Given task: In the records below, find each line containing the word "xlabel" and copy it.

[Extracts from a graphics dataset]
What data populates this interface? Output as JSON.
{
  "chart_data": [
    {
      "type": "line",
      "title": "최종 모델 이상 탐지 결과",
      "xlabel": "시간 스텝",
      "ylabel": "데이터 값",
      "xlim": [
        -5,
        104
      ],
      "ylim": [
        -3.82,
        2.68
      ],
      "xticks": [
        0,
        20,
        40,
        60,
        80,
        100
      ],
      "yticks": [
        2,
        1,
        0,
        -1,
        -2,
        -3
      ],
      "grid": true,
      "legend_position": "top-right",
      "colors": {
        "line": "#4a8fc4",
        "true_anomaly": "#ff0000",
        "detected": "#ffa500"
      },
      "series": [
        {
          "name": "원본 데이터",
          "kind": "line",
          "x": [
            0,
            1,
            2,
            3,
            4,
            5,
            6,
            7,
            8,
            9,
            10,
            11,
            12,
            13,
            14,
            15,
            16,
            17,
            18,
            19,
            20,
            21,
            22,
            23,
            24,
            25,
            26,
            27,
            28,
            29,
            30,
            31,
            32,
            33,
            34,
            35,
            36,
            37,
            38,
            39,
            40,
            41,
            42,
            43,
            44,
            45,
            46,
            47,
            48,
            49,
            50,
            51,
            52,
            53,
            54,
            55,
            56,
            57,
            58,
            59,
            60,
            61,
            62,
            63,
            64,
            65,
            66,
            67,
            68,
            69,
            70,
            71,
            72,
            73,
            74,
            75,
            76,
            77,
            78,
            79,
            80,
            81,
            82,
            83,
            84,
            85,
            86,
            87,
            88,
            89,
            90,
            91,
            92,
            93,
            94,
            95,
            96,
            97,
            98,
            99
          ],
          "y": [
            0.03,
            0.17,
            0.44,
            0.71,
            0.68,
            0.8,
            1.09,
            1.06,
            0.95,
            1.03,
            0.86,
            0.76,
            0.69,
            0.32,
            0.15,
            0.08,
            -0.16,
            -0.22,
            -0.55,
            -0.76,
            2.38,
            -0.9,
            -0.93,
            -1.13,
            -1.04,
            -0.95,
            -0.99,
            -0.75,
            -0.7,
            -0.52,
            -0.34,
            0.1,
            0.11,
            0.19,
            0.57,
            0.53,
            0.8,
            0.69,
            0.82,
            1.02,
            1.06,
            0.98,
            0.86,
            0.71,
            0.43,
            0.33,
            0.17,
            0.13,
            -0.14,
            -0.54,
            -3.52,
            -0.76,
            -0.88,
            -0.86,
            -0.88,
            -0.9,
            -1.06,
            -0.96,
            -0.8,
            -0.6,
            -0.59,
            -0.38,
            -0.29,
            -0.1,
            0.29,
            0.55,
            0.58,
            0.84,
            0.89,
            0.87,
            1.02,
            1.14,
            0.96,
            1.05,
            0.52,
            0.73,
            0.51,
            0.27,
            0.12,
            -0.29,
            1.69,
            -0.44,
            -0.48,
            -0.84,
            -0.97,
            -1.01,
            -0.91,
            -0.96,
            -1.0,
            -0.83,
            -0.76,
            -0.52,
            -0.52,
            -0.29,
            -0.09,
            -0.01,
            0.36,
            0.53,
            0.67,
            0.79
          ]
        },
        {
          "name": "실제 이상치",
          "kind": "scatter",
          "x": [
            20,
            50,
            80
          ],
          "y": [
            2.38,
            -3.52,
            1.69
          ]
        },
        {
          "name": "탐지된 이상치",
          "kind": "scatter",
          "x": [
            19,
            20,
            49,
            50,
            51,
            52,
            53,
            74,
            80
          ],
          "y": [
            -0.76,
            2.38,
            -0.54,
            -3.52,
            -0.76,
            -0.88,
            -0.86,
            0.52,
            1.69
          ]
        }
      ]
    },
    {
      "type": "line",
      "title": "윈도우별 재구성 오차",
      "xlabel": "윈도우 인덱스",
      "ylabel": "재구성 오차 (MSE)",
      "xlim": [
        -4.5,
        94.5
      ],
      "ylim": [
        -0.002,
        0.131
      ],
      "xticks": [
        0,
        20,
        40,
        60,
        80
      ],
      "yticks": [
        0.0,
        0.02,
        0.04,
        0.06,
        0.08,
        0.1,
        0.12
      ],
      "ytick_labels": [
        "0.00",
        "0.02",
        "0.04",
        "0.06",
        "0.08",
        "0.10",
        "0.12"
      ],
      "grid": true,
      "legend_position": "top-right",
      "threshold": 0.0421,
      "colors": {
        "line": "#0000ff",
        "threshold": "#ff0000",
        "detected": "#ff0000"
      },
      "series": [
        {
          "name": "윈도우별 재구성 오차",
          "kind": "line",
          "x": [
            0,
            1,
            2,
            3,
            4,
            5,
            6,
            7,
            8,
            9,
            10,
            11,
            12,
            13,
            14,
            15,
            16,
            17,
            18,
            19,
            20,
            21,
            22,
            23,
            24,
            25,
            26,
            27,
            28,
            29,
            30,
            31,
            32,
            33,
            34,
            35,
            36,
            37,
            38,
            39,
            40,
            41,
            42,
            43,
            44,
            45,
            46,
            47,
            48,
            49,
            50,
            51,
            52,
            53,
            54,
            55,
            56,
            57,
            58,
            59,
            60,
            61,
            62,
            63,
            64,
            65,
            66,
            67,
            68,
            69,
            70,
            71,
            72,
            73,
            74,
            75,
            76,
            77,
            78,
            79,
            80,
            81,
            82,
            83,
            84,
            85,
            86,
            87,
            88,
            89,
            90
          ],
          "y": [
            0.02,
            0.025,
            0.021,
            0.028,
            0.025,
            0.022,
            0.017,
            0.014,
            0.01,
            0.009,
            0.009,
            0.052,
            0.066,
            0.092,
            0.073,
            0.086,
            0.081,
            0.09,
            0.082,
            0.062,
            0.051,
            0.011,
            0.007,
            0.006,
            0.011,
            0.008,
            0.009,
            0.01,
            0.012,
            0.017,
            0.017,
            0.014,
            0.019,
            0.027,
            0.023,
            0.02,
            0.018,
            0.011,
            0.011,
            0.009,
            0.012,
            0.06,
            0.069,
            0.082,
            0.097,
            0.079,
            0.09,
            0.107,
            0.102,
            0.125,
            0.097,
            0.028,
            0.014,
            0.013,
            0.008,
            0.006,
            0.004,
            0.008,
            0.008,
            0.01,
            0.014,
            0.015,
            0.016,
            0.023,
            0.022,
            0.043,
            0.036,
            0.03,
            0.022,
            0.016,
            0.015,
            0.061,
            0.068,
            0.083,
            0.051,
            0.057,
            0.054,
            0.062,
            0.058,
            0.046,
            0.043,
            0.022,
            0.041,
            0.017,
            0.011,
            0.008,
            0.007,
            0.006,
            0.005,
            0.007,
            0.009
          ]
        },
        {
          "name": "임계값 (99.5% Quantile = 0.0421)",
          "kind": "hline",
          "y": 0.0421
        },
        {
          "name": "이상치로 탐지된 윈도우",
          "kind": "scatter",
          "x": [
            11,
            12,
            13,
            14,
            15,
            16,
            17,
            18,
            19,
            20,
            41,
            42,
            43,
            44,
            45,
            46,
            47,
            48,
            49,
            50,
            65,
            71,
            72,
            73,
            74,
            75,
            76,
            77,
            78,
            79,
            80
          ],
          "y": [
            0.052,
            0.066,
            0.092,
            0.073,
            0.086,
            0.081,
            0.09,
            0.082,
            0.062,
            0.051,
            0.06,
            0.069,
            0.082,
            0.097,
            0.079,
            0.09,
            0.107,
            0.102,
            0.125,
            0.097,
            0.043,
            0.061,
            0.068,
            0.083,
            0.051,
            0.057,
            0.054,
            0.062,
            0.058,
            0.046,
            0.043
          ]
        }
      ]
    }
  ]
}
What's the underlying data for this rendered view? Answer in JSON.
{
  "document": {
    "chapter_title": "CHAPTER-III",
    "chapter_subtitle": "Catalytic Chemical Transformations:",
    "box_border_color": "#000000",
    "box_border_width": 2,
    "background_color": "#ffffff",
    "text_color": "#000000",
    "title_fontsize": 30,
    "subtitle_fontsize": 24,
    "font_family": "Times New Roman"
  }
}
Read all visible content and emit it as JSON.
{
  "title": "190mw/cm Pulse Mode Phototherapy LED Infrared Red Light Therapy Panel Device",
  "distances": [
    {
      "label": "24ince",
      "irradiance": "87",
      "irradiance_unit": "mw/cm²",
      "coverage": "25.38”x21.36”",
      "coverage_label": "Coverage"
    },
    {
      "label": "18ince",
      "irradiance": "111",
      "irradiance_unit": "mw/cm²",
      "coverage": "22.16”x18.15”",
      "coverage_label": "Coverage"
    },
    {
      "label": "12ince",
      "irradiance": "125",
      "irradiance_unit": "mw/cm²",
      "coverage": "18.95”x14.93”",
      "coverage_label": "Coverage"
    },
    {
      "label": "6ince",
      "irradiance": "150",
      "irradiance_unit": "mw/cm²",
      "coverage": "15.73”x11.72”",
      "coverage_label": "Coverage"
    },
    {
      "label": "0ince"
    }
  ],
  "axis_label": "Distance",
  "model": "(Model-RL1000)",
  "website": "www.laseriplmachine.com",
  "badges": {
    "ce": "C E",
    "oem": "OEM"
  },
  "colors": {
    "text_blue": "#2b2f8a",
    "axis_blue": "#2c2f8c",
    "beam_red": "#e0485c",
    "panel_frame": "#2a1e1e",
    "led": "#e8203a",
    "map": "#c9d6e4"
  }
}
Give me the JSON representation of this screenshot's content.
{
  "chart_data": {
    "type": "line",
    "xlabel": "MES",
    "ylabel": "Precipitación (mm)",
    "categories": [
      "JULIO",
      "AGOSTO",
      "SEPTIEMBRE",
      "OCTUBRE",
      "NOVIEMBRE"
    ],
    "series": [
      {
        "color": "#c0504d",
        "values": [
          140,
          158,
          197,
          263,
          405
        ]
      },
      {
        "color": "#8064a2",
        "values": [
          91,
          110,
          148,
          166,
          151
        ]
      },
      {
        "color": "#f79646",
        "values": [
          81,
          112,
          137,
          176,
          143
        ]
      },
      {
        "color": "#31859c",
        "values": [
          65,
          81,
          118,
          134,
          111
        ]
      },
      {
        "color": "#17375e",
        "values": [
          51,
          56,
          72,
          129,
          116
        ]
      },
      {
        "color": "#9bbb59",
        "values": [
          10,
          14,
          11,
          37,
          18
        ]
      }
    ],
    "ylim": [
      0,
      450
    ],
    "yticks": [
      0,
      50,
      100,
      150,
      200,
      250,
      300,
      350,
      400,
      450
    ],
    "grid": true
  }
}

Solution:
      "xlabel": "시간 스텝",
      "xlabel": "윈도우 인덱스",
    "xlabel": "MES",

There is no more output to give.